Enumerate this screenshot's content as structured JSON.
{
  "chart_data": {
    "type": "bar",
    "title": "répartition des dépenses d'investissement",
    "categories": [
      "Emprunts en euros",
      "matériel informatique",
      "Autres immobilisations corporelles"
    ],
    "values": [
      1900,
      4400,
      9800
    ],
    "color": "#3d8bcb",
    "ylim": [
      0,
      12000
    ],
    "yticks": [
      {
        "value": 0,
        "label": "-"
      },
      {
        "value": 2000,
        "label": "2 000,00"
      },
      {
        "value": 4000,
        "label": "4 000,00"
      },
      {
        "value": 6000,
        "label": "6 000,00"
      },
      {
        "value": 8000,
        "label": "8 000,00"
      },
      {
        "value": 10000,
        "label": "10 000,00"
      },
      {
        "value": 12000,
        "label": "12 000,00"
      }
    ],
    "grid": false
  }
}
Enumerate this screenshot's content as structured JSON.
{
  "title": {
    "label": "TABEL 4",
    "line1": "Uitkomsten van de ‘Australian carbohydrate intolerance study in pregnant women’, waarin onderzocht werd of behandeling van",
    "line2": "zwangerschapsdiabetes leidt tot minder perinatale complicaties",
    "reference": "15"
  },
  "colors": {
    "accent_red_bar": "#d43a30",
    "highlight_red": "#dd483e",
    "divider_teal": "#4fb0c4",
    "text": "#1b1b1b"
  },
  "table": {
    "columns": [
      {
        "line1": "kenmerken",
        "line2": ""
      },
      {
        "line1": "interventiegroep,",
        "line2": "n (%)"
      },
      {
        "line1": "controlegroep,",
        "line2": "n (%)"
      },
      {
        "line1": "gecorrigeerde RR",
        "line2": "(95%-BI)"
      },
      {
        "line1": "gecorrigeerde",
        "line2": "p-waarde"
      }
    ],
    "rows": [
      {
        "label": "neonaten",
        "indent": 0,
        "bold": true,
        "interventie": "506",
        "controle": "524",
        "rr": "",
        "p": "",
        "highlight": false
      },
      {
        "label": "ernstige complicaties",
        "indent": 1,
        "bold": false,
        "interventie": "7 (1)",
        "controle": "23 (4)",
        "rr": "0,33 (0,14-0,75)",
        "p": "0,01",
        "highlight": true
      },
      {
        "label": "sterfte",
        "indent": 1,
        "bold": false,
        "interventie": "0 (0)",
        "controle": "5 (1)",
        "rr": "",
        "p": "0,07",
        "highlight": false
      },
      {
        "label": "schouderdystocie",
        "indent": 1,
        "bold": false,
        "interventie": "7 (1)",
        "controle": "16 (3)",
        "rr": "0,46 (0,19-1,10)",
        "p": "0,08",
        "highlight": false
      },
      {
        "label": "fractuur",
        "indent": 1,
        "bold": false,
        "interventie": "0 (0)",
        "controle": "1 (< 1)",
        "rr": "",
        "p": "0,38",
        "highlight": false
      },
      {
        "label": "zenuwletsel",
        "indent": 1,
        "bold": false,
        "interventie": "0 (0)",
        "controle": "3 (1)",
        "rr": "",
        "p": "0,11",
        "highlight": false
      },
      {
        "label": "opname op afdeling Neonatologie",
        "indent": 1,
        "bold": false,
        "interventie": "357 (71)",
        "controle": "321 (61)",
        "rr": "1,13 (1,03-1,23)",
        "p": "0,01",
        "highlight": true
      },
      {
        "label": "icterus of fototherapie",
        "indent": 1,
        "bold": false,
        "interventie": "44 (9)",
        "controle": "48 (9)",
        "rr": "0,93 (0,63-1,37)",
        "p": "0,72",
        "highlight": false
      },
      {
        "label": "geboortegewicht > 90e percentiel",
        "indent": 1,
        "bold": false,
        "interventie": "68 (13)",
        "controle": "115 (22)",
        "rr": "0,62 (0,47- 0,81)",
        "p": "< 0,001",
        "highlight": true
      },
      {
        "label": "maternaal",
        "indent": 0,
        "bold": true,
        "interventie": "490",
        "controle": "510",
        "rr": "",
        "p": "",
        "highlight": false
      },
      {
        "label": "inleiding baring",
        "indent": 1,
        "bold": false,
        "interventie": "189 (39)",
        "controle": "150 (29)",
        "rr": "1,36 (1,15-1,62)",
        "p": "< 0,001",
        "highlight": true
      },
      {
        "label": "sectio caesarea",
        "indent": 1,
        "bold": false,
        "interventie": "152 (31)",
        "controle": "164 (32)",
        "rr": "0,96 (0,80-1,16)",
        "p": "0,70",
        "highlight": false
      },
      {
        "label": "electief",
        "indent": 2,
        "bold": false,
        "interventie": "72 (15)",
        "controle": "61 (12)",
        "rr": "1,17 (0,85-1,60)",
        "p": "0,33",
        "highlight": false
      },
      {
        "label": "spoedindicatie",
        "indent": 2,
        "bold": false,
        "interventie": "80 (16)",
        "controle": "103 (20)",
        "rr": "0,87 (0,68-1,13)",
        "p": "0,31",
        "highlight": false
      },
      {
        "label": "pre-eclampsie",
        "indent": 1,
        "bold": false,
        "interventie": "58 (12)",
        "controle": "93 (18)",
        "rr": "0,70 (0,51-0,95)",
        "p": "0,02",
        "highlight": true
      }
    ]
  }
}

•••

- [GIVEN INSTRUCTION]:
Each line of the listing above should be output exactly.

- [PROBLEM SOLUTION]:
Enumerate this screenshot's content as structured JSON.
{
  "chart_data": {
    "type": "bar",
    "title": "répartition des dépenses d'investissement",
    "categories": [
      "Emprunts en euros",
      "matériel informatique",
      "Autres immobilisations corporelles"
    ],
    "values": [
      1900,
      4400,
      9800
    ],
    "color": "#3d8bcb",
    "ylim": [
      0,
      12000
    ],
    "yticks": [
      {
        "value": 0,
        "label": "-"
      },
      {
        "value": 2000,
        "label": "2 000,00"
      },
      {
        "value": 4000,
        "label": "4 000,00"
      },
      {
        "value": 6000,
        "label": "6 000,00"
      },
      {
        "value": 8000,
        "label": "8 000,00"
      },
      {
        "value": 10000,
        "label": "10 000,00"
      },
      {
        "value": 12000,
        "label": "12 000,00"
      }
    ],
    "grid": false
  }
}
Enumerate this screenshot's content as structured JSON.
{
  "title": {
    "label": "TABEL 4",
    "line1": "Uitkomsten van de ‘Australian carbohydrate intolerance study in pregnant women’, waarin onderzocht werd of behandeling van",
    "line2": "zwangerschapsdiabetes leidt tot minder perinatale complicaties",
    "reference": "15"
  },
  "colors": {
    "accent_red_bar": "#d43a30",
    "highlight_red": "#dd483e",
    "divider_teal": "#4fb0c4",
    "text": "#1b1b1b"
  },
  "table": {
    "columns": [
      {
        "line1": "kenmerken",
        "line2": ""
      },
      {
        "line1": "interventiegroep,",
        "line2": "n (%)"
      },
      {
        "line1": "controlegroep,",
        "line2": "n (%)"
      },
      {
        "line1": "gecorrigeerde RR",
        "line2": "(95%-BI)"
      },
      {
        "line1": "gecorrigeerde",
        "line2": "p-waarde"
      }
    ],
    "rows": [
      {
        "label": "neonaten",
        "indent": 0,
        "bold": true,
        "interventie": "506",
        "controle": "524",
        "rr": "",
        "p": "",
        "highlight": false
      },
      {
        "label": "ernstige complicaties",
        "indent": 1,
        "bold": false,
        "interventie": "7 (1)",
        "controle": "23 (4)",
        "rr": "0,33 (0,14-0,75)",
        "p": "0,01",
        "highlight": true
      },
      {
        "label": "sterfte",
        "indent": 1,
        "bold": false,
        "interventie": "0 (0)",
        "controle": "5 (1)",
        "rr": "",
        "p": "0,07",
        "highlight": false
      },
      {
        "label": "schouderdystocie",
        "indent": 1,
        "bold": false,
        "interventie": "7 (1)",
        "controle": "16 (3)",
        "rr": "0,46 (0,19-1,10)",
        "p": "0,08",
        "highlight": false
      },
      {
        "label": "fractuur",
        "indent": 1,
        "bold": false,
        "interventie": "0 (0)",
        "controle": "1 (< 1)",
        "rr": "",
        "p": "0,38",
        "highlight": false
      },
      {
        "label": "zenuwletsel",
        "indent": 1,
        "bold": false,
        "interventie": "0 (0)",
        "controle": "3 (1)",
        "rr": "",
        "p": "0,11",
        "highlight": false
      },
      {
        "label": "opname op afdeling Neonatologie",
        "indent": 1,
        "bold": false,
        "interventie": "357 (71)",
        "controle": "321 (61)",
        "rr": "1,13 (1,03-1,23)",
        "p": "0,01",
        "highlight": true
      },
      {
        "label": "icterus of fototherapie",
        "indent": 1,
        "bold": false,
        "interventie": "44 (9)",
        "controle": "48 (9)",
        "rr": "0,93 (0,63-1,37)",
        "p": "0,72",
        "highlight": false
      },
      {
        "label": "geboortegewicht > 90e percentiel",
        "indent": 1,
        "bold": false,
        "interventie": "68 (13)",
        "controle": "115 (22)",
        "rr": "0,62 (0,47- 0,81)",
        "p": "< 0,001",
        "highlight": true
      },
      {
        "label": "maternaal",
        "indent": 0,
        "bold": true,
        "interventie": "490",
        "controle": "510",
        "rr": "",
        "p": "",
        "highlight": false
      },
      {
        "label": "inleiding baring",
        "indent": 1,
        "bold": false,
        "interventie": "189 (39)",
        "controle": "150 (29)",
        "rr": "1,36 (1,15-1,62)",
        "p": "< 0,001",
        "highlight": true
      },
      {
        "label": "sectio caesarea",
        "indent": 1,
        "bold": false,
        "interventie": "152 (31)",
        "controle": "164 (32)",
        "rr": "0,96 (0,80-1,16)",
        "p": "0,70",
        "highlight": false
      },
      {
        "label": "electief",
        "indent": 2,
        "bold": false,
        "interventie": "72 (15)",
        "controle": "61 (12)",
        "rr": "1,17 (0,85-1,60)",
        "p": "0,33",
        "highlight": false
      },
      {
        "label": "spoedindicatie",
        "indent": 2,
        "bold": false,
        "interventie": "80 (16)",
        "controle": "103 (20)",
        "rr": "0,87 (0,68-1,13)",
        "p": "0,31",
        "highlight": false
      },
      {
        "label": "pre-eclampsie",
        "indent": 1,
        "bold": false,
        "interventie": "58 (12)",
        "controle": "93 (18)",
        "rr": "0,70 (0,51-0,95)",
        "p": "0,02",
        "highlight": true
      }
    ]
  }
}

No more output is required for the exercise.